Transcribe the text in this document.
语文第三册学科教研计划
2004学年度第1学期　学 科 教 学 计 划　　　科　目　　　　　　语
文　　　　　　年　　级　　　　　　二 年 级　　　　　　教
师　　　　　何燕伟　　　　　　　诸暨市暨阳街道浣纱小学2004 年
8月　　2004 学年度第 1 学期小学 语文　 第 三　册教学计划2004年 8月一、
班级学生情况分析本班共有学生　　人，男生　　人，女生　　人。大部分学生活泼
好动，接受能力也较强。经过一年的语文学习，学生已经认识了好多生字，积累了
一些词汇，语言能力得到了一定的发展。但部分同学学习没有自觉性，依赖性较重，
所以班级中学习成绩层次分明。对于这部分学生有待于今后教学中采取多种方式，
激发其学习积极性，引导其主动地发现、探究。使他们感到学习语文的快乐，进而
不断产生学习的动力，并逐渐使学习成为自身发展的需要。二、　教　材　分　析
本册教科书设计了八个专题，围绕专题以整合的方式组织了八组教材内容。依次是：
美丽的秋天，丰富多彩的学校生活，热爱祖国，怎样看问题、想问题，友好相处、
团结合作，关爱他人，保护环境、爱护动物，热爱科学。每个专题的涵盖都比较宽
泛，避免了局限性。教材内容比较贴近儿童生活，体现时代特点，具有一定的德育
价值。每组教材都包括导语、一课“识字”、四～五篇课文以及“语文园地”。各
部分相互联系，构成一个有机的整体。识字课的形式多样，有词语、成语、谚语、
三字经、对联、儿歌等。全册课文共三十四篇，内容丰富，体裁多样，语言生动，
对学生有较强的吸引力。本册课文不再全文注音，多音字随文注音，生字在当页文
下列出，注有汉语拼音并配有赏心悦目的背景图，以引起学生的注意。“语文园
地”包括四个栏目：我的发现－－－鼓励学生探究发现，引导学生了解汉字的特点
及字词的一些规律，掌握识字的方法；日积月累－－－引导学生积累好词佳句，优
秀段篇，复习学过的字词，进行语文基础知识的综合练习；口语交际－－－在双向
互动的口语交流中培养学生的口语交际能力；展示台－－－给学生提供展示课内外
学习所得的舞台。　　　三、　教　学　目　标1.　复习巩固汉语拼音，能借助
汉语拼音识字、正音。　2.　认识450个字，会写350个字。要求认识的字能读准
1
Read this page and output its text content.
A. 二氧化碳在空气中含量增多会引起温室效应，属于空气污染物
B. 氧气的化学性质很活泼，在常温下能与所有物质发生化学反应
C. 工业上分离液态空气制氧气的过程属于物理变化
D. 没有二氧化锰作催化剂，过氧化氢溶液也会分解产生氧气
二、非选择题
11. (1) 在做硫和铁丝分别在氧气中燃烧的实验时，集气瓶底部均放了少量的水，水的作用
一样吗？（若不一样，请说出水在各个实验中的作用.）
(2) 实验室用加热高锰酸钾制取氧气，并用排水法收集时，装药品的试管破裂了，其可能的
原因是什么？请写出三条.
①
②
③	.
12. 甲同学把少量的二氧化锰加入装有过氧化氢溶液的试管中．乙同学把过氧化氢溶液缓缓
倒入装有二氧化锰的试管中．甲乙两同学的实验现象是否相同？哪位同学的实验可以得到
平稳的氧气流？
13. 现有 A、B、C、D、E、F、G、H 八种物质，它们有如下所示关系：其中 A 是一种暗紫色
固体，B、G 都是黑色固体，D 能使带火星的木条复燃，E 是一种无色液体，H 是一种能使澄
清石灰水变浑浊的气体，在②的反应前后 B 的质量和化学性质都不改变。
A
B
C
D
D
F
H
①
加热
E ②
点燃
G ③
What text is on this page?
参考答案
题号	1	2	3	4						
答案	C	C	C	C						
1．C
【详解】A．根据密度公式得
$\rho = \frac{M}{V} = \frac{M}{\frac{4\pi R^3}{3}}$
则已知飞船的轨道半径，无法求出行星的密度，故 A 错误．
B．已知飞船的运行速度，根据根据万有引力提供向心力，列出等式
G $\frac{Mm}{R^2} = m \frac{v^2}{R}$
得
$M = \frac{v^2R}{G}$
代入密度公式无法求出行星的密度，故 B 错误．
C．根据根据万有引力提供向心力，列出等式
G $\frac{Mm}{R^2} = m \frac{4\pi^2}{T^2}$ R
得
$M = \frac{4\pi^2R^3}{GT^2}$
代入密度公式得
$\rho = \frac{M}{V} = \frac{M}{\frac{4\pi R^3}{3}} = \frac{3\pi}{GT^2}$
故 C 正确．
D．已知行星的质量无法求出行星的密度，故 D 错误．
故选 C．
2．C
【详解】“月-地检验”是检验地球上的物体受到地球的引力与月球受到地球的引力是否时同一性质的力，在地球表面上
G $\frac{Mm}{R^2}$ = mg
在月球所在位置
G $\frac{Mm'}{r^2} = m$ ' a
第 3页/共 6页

> _Your objective_: Every entry above needs to be quoted exactly.

> _Reply_:
Transcribe the text in this document.
语文第三册学科教研计划
2004学年度第1学期　学 科 教 学 计 划　　　科　目　　　　　　语
文　　　　　　年　　级　　　　　　二 年 级　　　　　　教
师　　　　　何燕伟　　　　　　　诸暨市暨阳街道浣纱小学2004 年
8月　　2004 学年度第 1 学期小学 语文　 第 三　册教学计划2004年 8月一、
班级学生情况分析本班共有学生　　人，男生　　人，女生　　人。大部分学生活泼
好动，接受能力也较强。经过一年的语文学习，学生已经认识了好多生字，积累了
一些词汇，语言能力得到了一定的发展。但部分同学学习没有自觉性，依赖性较重，
所以班级中学习成绩层次分明。对于这部分学生有待于今后教学中采取多种方式，
激发其学习积极性，引导其主动地发现、探究。使他们感到学习语文的快乐，进而
不断产生学习的动力，并逐渐使学习成为自身发展的需要。二、　教　材　分　析
本册教科书设计了八个专题，围绕专题以整合的方式组织了八组教材内容。依次是：
美丽的秋天，丰富多彩的学校生活，热爱祖国，怎样看问题、想问题，友好相处、
团结合作，关爱他人，保护环境、爱护动物，热爱科学。每个专题的涵盖都比较宽
泛，避免了局限性。教材内容比较贴近儿童生活，体现时代特点，具有一定的德育
价值。每组教材都包括导语、一课“识字”、四～五篇课文以及“语文园地”。各
部分相互联系，构成一个有机的整体。识字课的形式多样，有词语、成语、谚语、
三字经、对联、儿歌等。全册课文共三十四篇，内容丰富，体裁多样，语言生动，
对学生有较强的吸引力。本册课文不再全文注音，多音字随文注音，生字在当页文
下列出，注有汉语拼音并配有赏心悦目的背景图，以引起学生的注意。“语文园
地”包括四个栏目：我的发现－－－鼓励学生探究发现，引导学生了解汉字的特点
及字词的一些规律，掌握识字的方法；日积月累－－－引导学生积累好词佳句，优
秀段篇，复习学过的字词，进行语文基础知识的综合练习；口语交际－－－在双向
互动的口语交流中培养学生的口语交际能力；展示台－－－给学生提供展示课内外
学习所得的舞台。　　　三、　教　学　目　标1.　复习巩固汉语拼音，能借助
汉语拼音识字、正音。　2.　认识450个字，会写350个字。要求认识的字能读准
1
Read this page and output its text content.
A. 二氧化碳在空气中含量增多会引起温室效应，属于空气污染物
B. 氧气的化学性质很活泼，在常温下能与所有物质发生化学反应
C. 工业上分离液态空气制氧气的过程属于物理变化
D. 没有二氧化锰作催化剂，过氧化氢溶液也会分解产生氧气
二、非选择题
11. (1) 在做硫和铁丝分别在氧气中燃烧的实验时，集气瓶底部均放了少量的水，水的作用
一样吗？（若不一样，请说出水在各个实验中的作用.）
(2) 实验室用加热高锰酸钾制取氧气，并用排水法收集时，装药品的试管破裂了，其可能的
原因是什么？请写出三条.
①
②
③	.
12. 甲同学把少量的二氧化锰加入装有过氧化氢溶液的试管中．乙同学把过氧化氢溶液缓缓
倒入装有二氧化锰的试管中．甲乙两同学的实验现象是否相同？哪位同学的实验可以得到
平稳的氧气流？
13. 现有 A、B、C、D、E、F、G、H 八种物质，它们有如下所示关系：其中 A 是一种暗紫色
固体，B、G 都是黑色固体，D 能使带火星的木条复燃，E 是一种无色液体，H 是一种能使澄
清石灰水变浑浊的气体，在②的反应前后 B 的质量和化学性质都不改变。
A
B
C
D
D
F
H
①
加热
E ②
点燃
G ③
What text is on this page?
参考答案
题号	1	2	3	4						
答案	C	C	C	C						
1．C
【详解】A．根据密度公式得
$\rho = \frac{M}{V} = \frac{M}{\frac{4\pi R^3}{3}}$
则已知飞船的轨道半径，无法求出行星的密度，故 A 错误．
B．已知飞船的运行速度，根据根据万有引力提供向心力，列出等式
G $\frac{Mm}{R^2} = m \frac{v^2}{R}$
得
$M = \frac{v^2R}{G}$
代入密度公式无法求出行星的密度，故 B 错误．
C．根据根据万有引力提供向心力，列出等式
G $\frac{Mm}{R^2} = m \frac{4\pi^2}{T^2}$ R
得
$M = \frac{4\pi^2R^3}{GT^2}$
代入密度公式得
$\rho = \frac{M}{V} = \frac{M}{\frac{4\pi R^3}{3}} = \frac{3\pi}{GT^2}$
故 C 正确．
D．已知行星的质量无法求出行星的密度，故 D 错误．
故选 C．
2．C
【详解】“月-地检验”是检验地球上的物体受到地球的引力与月球受到地球的引力是否时同一性质的力，在地球表面上
G $\frac{Mm}{R^2}$ = mg
在月球所在位置
G $\frac{Mm'}{r^2} = m$ ' a
第 3页/共 6页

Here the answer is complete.